__Work to complete__. Gather all lines from the material that contain the word "modulation".
----
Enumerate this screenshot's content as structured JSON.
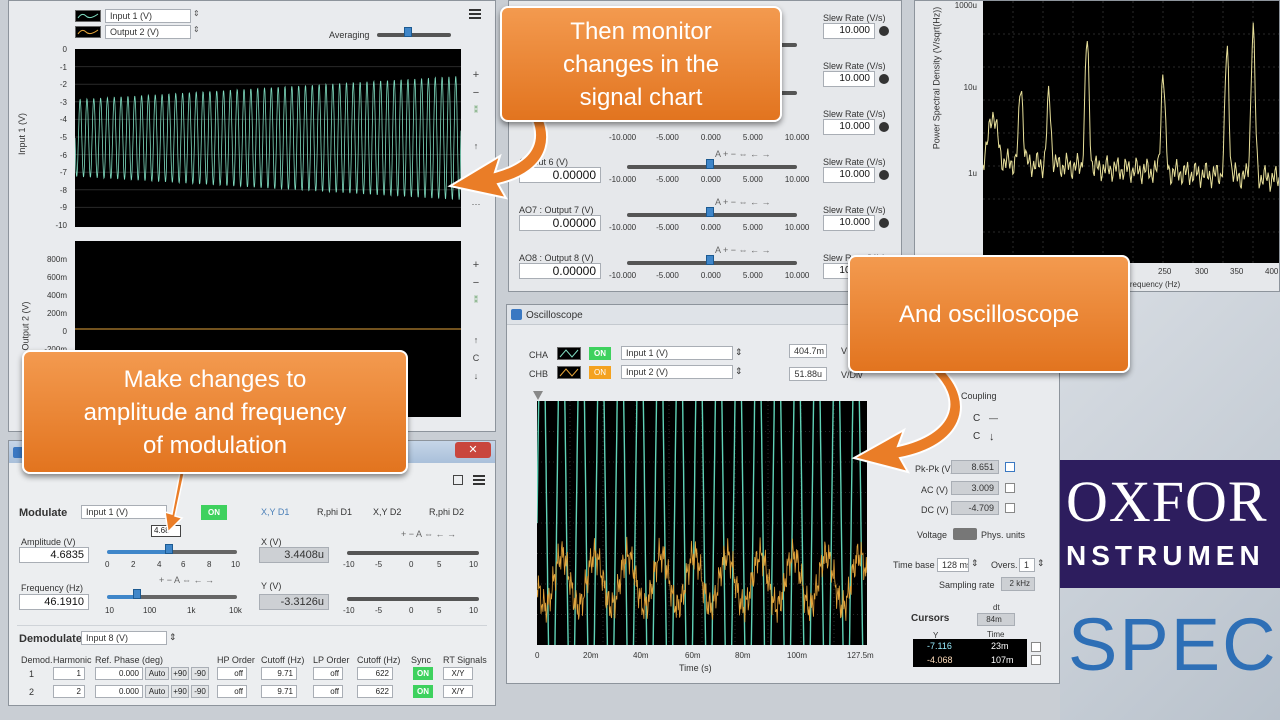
{
  "top_left": {
    "ch1": "Input 1 (V)",
    "ch2": "Output 2 (V)",
    "averaging": "Averaging",
    "y1_label": "Input 1 (V)",
    "y2_label": "Output 2 (V)",
    "y1_ticks": [
      "0",
      "-1",
      "-2",
      "-3",
      "-4",
      "-5",
      "-6",
      "-7",
      "-8",
      "-9",
      "-10"
    ],
    "y2_ticks": [
      "800m",
      "600m",
      "400m",
      "200m",
      "0",
      "-200m"
    ],
    "tool_plus": "+",
    "tool_minus": "−",
    "tool_up": "↑",
    "tool_c": "C",
    "tool_down": "↓",
    "tool_more": "···"
  },
  "ao_panel": {
    "slew_label": "Slew Rate (V/s)",
    "slew_values": [
      "10.000",
      "10.000",
      "10.000",
      "10.000",
      "10.000",
      "10.000"
    ],
    "outputs": [
      {
        "label": "Output 6 (V)",
        "value": "0.00000"
      },
      {
        "label": "AO7 : Output 7 (V)",
        "value": "0.00000"
      },
      {
        "label": "AO8 : Output 8 (V)",
        "value": "0.00000"
      }
    ],
    "scale": [
      "-10.000",
      "-5.000",
      "0.000",
      "5.000",
      "10.000"
    ],
    "slider_tools": "A + − ⇔ ← →"
  },
  "spectrum": {
    "ylabel": "Power Spectral Density (V/sqrt(Hz))",
    "yticks": [
      "1000u",
      "10u",
      "1u"
    ],
    "xticks": [
      "250",
      "300",
      "350",
      "400"
    ],
    "xlabel": "Frequency (Hz)"
  },
  "modulation": {
    "modulate_label": "Modulate",
    "modulate_input": "Input 1 (V)",
    "on": "ON",
    "amp_label": "Amplitude (V)",
    "amp_value": "4.6835",
    "amp_tooltip": "4.68",
    "amp_scale": [
      "0",
      "2",
      "4",
      "6",
      "8",
      "10"
    ],
    "freq_label": "Frequency (Hz)",
    "freq_value": "46.1910",
    "freq_scale": [
      "10",
      "100",
      "1k",
      "10k"
    ],
    "xy_d1": "X,Y  D1",
    "rphi_d1": "R,phi  D1",
    "xy_d2": "X,Y  D2",
    "rphi_d2": "R,phi  D2",
    "x_label": "X (V)",
    "x_value": "3.4408u",
    "y_label": "Y (V)",
    "y_value": "-3.3126u",
    "xy_scale": [
      "-10",
      "-5",
      "0",
      "5",
      "10"
    ],
    "slider_tools": "+ − A ⇔ ← →",
    "demod_label": "Demodulate",
    "demod_input": "Input 8 (V)",
    "headers": [
      "Demod.",
      "Harmonic",
      "Ref. Phase (deg)",
      "HP Order",
      "Cutoff (Hz)",
      "LP Order",
      "Cutoff (Hz)",
      "Sync",
      "RT Signals"
    ],
    "rows": [
      {
        "demod": "1",
        "harmonic": "1",
        "phase": "0.000",
        "hp": "off",
        "hpcut": "9.71",
        "lp": "off",
        "lpcut": "622",
        "sync": "ON",
        "rt": "X/Y"
      },
      {
        "demod": "2",
        "harmonic": "2",
        "phase": "0.000",
        "hp": "off",
        "hpcut": "9.71",
        "lp": "off",
        "lpcut": "622",
        "sync": "ON",
        "rt": "X/Y"
      }
    ],
    "auto": "Auto",
    "p90": "+90",
    "m90": "-90",
    "close": "✕"
  },
  "oscilloscope": {
    "title": "Oscilloscope",
    "cha": "CHA",
    "chb": "CHB",
    "on": "ON",
    "cha_input": "Input 1 (V)",
    "chb_input": "Input 2 (V)",
    "scale_a": "404.7m",
    "scale_b": "51.88u",
    "v_unit": "V",
    "vdiv_unit": "V/Div",
    "coupling": "Coupling",
    "ac_c": "C",
    "dc_c": "C",
    "dash": "—",
    "arrow": "↓",
    "pk_label": "Pk-Pk (V)",
    "pk_value": "8.651",
    "ac_label": "AC (V)",
    "ac_value": "3.009",
    "dc_label": "DC (V)",
    "dc_value": "-4.709",
    "voltage": "Voltage",
    "phys": "Phys. units",
    "timebase_label": "Time base",
    "timebase": "128 ms",
    "overs_label": "Overs.",
    "overs": "1",
    "sampling_label": "Sampling rate",
    "sampling": "2 kHz",
    "cursors": "Cursors",
    "dt_label": "dt",
    "dt": "84m",
    "y_head": "Y",
    "time_head": "Time",
    "cur1_y": "-7.116",
    "cur1_t": "23m",
    "cur2_y": "-4.068",
    "cur2_t": "107m",
    "xticks": [
      "0",
      "20m",
      "40m",
      "60m",
      "80m",
      "100m",
      "127.5m"
    ],
    "xlabel": "Time (s)"
  },
  "brand": {
    "oxford_line1": "OXFOR",
    "oxford_line2": "NSTRUMEN",
    "spec": "SPEC"
  },
  "callouts": {
    "monitor": "Then monitor\nchanges in the\nsignal chart",
    "osc": "And oscilloscope",
    "mod": "Make changes to\namplitude and frequency\nof modulation"
  }
}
----
__Task output__.
  "modulation": {
    "mod": "Make changes to\namplitude and frequency\nof modulation"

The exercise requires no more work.